----- Task inputs

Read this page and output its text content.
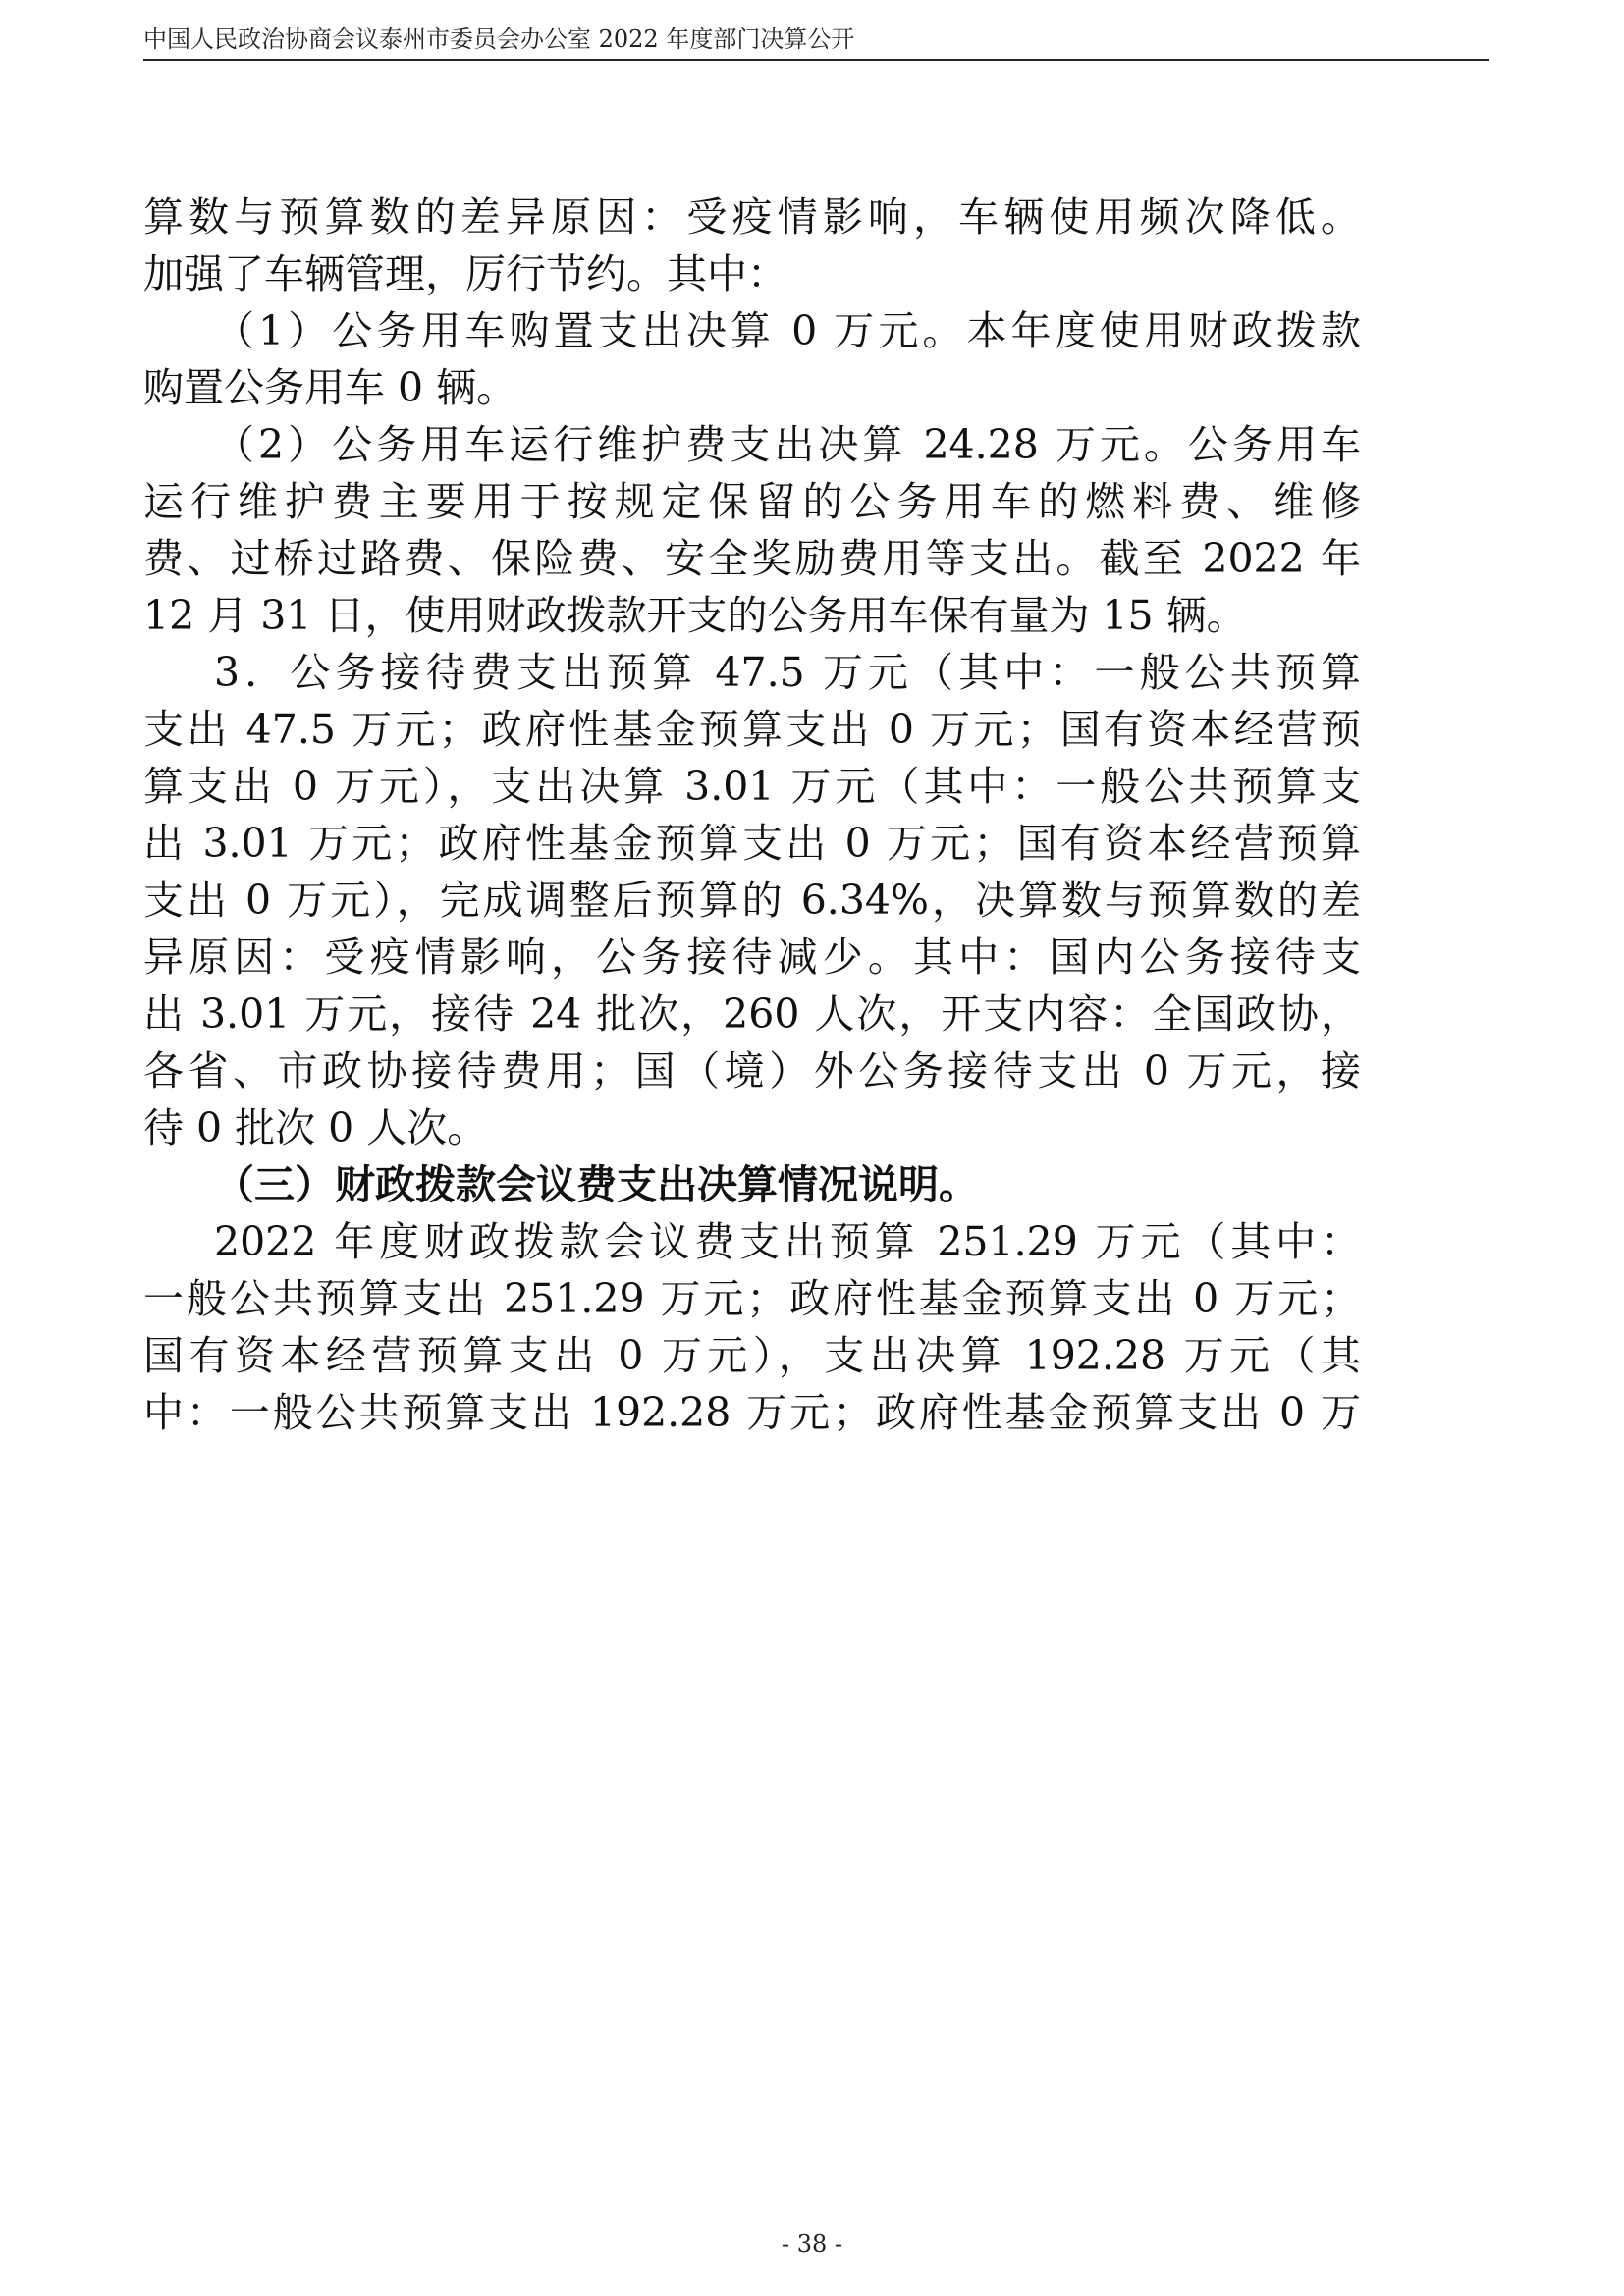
中国人民政治协商会议泰州市委员会办公室 2022 年度部门决算公开
算数与预算数的差异原因：受疫情影响，车辆使用频次降低。
加强了车辆管理，厉行节约。其中：
（1）公务用车购置支出决算 0 万元。本年度使用财政拨款
购置公务用车 0 辆。
（2）公务用车运行维护费支出决算 24.28 万元。公务用车
运行维护费主要用于按规定保留的公务用车的燃料费、维修
费、过桥过路费、保险费、安全奖励费用等支出。截至 2022 年
12 月 31 日，使用财政拨款开支的公务用车保有量为 15 辆。
3．公务接待费支出预算 47.5 万元（其中：一般公共预算
支出 47.5 万元；政府性基金预算支出 0 万元；国有资本经营预
算支出 0 万元），支出决算 3.01 万元（其中：一般公共预算支
出 3.01 万元；政府性基金预算支出 0 万元；国有资本经营预算
支出 0 万元），完成调整后预算的 6.34%，决算数与预算数的差
异原因：受疫情影响，公务接待减少。其中：国内公务接待支
出 3.01 万元，接待 24 批次，260 人次，开支内容：全国政协，
各省、市政协接待费用；国（境）外公务接待支出 0 万元，接
待 0 批次 0 人次。
（三）财政拨款会议费支出决算情况说明。
2022 年度财政拨款会议费支出预算 251.29 万元（其中：
一般公共预算支出 251.29 万元；政府性基金预算支出 0 万元；
国有资本经营预算支出 0 万元），支出决算 192.28 万元（其
中：一般公共预算支出 192.28 万元；政府性基金预算支出 0 万
- 38 -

----------

_Stated exercise_
Without the pictures, print the whole listing exactly as given.

_Solution for this exercise_
Read this page and output its text content.
中国人民政治协商会议泰州市委员会办公室 2022 年度部门决算公开
算数与预算数的差异原因：受疫情影响，车辆使用频次降低。
加强了车辆管理，厉行节约。其中：
（1）公务用车购置支出决算 0 万元。本年度使用财政拨款
购置公务用车 0 辆。
（2）公务用车运行维护费支出决算 24.28 万元。公务用车
运行维护费主要用于按规定保留的公务用车的燃料费、维修
费、过桥过路费、保险费、安全奖励费用等支出。截至 2022 年
12 月 31 日，使用财政拨款开支的公务用车保有量为 15 辆。
3．公务接待费支出预算 47.5 万元（其中：一般公共预算
支出 47.5 万元；政府性基金预算支出 0 万元；国有资本经营预
算支出 0 万元），支出决算 3.01 万元（其中：一般公共预算支
出 3.01 万元；政府性基金预算支出 0 万元；国有资本经营预算
支出 0 万元），完成调整后预算的 6.34%，决算数与预算数的差
异原因：受疫情影响，公务接待减少。其中：国内公务接待支
出 3.01 万元，接待 24 批次，260 人次，开支内容：全国政协，
各省、市政协接待费用；国（境）外公务接待支出 0 万元，接
待 0 批次 0 人次。
（三）财政拨款会议费支出决算情况说明。
2022 年度财政拨款会议费支出预算 251.29 万元（其中：
一般公共预算支出 251.29 万元；政府性基金预算支出 0 万元；
国有资本经营预算支出 0 万元），支出决算 192.28 万元（其
中：一般公共预算支出 192.28 万元；政府性基金预算支出 0 万
- 38 -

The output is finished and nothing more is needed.